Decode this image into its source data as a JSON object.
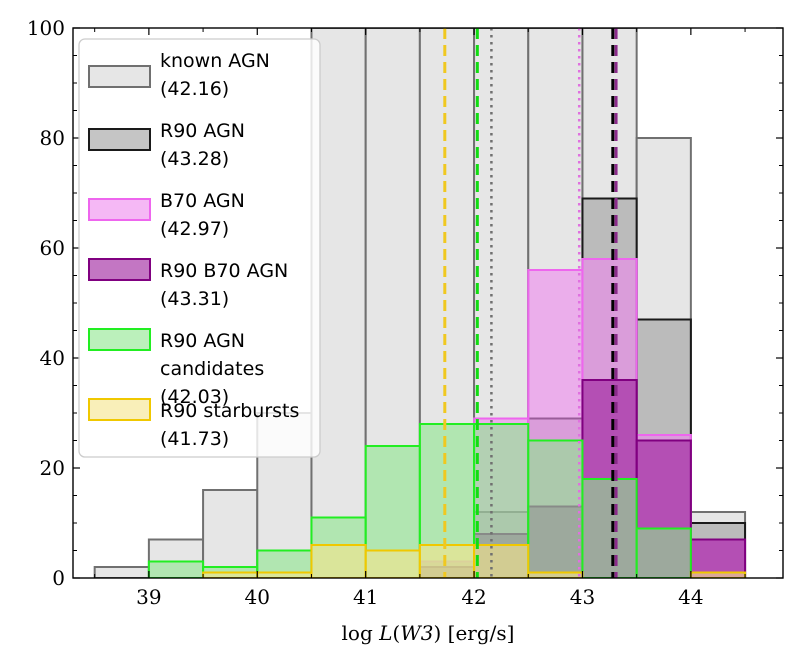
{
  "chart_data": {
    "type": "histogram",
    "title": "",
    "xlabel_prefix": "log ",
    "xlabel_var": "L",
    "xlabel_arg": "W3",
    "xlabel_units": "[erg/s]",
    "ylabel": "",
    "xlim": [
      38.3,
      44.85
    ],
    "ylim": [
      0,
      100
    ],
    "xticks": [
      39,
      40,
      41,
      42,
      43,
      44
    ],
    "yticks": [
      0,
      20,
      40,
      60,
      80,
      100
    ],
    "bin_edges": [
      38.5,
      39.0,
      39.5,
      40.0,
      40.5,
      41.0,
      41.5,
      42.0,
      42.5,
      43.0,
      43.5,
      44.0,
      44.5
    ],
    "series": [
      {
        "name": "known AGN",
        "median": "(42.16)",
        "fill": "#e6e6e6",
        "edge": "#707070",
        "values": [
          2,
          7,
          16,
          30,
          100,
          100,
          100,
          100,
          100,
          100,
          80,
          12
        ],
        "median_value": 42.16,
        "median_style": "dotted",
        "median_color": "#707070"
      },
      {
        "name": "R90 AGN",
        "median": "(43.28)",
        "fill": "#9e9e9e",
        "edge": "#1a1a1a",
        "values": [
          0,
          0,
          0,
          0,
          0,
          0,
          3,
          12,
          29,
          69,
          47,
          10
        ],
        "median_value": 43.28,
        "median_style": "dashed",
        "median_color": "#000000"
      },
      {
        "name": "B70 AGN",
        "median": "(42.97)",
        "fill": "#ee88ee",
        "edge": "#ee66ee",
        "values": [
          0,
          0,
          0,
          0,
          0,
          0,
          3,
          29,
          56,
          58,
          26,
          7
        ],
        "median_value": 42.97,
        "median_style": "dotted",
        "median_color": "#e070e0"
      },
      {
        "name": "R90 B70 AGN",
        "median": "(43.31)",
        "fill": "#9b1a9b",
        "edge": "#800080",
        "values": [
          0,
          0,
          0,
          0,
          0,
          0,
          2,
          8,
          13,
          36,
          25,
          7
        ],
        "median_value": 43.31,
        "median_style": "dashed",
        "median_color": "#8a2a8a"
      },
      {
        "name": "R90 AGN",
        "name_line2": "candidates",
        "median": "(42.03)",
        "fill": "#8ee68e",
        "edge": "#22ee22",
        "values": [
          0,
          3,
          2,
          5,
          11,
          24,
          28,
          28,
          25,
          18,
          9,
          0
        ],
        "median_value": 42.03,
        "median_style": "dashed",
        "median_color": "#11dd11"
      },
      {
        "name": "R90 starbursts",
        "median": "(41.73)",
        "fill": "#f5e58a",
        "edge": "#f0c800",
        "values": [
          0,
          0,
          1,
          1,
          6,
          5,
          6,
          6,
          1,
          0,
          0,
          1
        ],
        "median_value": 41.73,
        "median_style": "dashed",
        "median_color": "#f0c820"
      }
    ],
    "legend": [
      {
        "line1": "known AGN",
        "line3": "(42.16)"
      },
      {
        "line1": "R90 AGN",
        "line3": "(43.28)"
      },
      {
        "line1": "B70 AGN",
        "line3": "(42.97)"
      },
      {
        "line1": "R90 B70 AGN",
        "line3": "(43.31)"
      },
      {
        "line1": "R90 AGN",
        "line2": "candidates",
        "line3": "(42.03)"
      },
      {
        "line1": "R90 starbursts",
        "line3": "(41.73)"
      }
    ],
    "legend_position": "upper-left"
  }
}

────────────────────

→ **Task instructions**: Output every entry exactly as given; pictures are not part of the copy.

→ **Solution for this problem**:
Decode this image into its source data as a JSON object.
{
  "chart_data": {
    "type": "histogram",
    "title": "",
    "xlabel_prefix": "log ",
    "xlabel_var": "L",
    "xlabel_arg": "W3",
    "xlabel_units": "[erg/s]",
    "ylabel": "",
    "xlim": [
      38.3,
      44.85
    ],
    "ylim": [
      0,
      100
    ],
    "xticks": [
      39,
      40,
      41,
      42,
      43,
      44
    ],
    "yticks": [
      0,
      20,
      40,
      60,
      80,
      100
    ],
    "bin_edges": [
      38.5,
      39.0,
      39.5,
      40.0,
      40.5,
      41.0,
      41.5,
      42.0,
      42.5,
      43.0,
      43.5,
      44.0,
      44.5
    ],
    "series": [
      {
        "name": "known AGN",
        "median": "(42.16)",
        "fill": "#e6e6e6",
        "edge": "#707070",
        "values": [
          2,
          7,
          16,
          30,
          100,
          100,
          100,
          100,
          100,
          100,
          80,
          12
        ],
        "median_value": 42.16,
        "median_style": "dotted",
        "median_color": "#707070"
      },
      {
        "name": "R90 AGN",
        "median": "(43.28)",
        "fill": "#9e9e9e",
        "edge": "#1a1a1a",
        "values": [
          0,
          0,
          0,
          0,
          0,
          0,
          3,
          12,
          29,
          69,
          47,
          10
        ],
        "median_value": 43.28,
        "median_style": "dashed",
        "median_color": "#000000"
      },
      {
        "name": "B70 AGN",
        "median": "(42.97)",
        "fill": "#ee88ee",
        "edge": "#ee66ee",
        "values": [
          0,
          0,
          0,
          0,
          0,
          0,
          3,
          29,
          56,
          58,
          26,
          7
        ],
        "median_value": 42.97,
        "median_style": "dotted",
        "median_color": "#e070e0"
      },
      {
        "name": "R90 B70 AGN",
        "median": "(43.31)",
        "fill": "#9b1a9b",
        "edge": "#800080",
        "values": [
          0,
          0,
          0,
          0,
          0,
          0,
          2,
          8,
          13,
          36,
          25,
          7
        ],
        "median_value": 43.31,
        "median_style": "dashed",
        "median_color": "#8a2a8a"
      },
      {
        "name": "R90 AGN",
        "name_line2": "candidates",
        "median": "(42.03)",
        "fill": "#8ee68e",
        "edge": "#22ee22",
        "values": [
          0,
          3,
          2,
          5,
          11,
          24,
          28,
          28,
          25,
          18,
          9,
          0
        ],
        "median_value": 42.03,
        "median_style": "dashed",
        "median_color": "#11dd11"
      },
      {
        "name": "R90 starbursts",
        "median": "(41.73)",
        "fill": "#f5e58a",
        "edge": "#f0c800",
        "values": [
          0,
          0,
          1,
          1,
          6,
          5,
          6,
          6,
          1,
          0,
          0,
          1
        ],
        "median_value": 41.73,
        "median_style": "dashed",
        "median_color": "#f0c820"
      }
    ],
    "legend": [
      {
        "line1": "known AGN",
        "line3": "(42.16)"
      },
      {
        "line1": "R90 AGN",
        "line3": "(43.28)"
      },
      {
        "line1": "B70 AGN",
        "line3": "(42.97)"
      },
      {
        "line1": "R90 B70 AGN",
        "line3": "(43.31)"
      },
      {
        "line1": "R90 AGN",
        "line2": "candidates",
        "line3": "(42.03)"
      },
      {
        "line1": "R90 starbursts",
        "line3": "(41.73)"
      }
    ],
    "legend_position": "upper-left"
  }
}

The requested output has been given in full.